Stated problem => Pull each line containing "индикаторов" out of the data and copy it.

Information shown =>
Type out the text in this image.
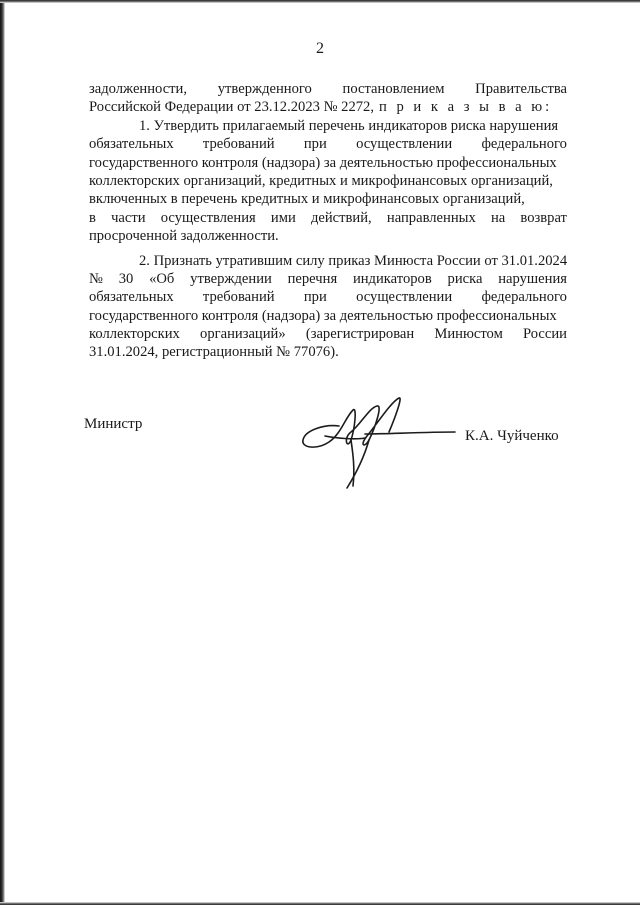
2
задолженности, утвержденного постановлением Правительства
Российской Федерации от 23.12.2023 № 2272, п р и к а з ы в а ю:
1. Утвердить прилагаемый перечень индикаторов риска нарушения
обязательных требований при осуществлении федерального
государственного контроля (надзора) за деятельностью профессиональных
коллекторских организаций, кредитных и микрофинансовых организаций,
включенных в перечень кредитных и микрофинансовых организаций,
в части осуществления ими действий, направленных на возврат
просроченной задолженности.
2. Признать утратившим силу приказ Минюста России от 31.01.2024
№ 30 «Об утверждении перечня индикаторов риска нарушения
обязательных требований при осуществлении федерального
государственного контроля (надзора) за деятельностью профессиональных
коллекторских организаций» (зарегистрирован Минюстом России
31.01.2024, регистрационный № 77076).
Министр
К.А. Чуйченко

Full answer =>
1. Утвердить прилагаемый перечень индикаторов риска нарушения
№ 30 «Об утверждении перечня индикаторов риска нарушения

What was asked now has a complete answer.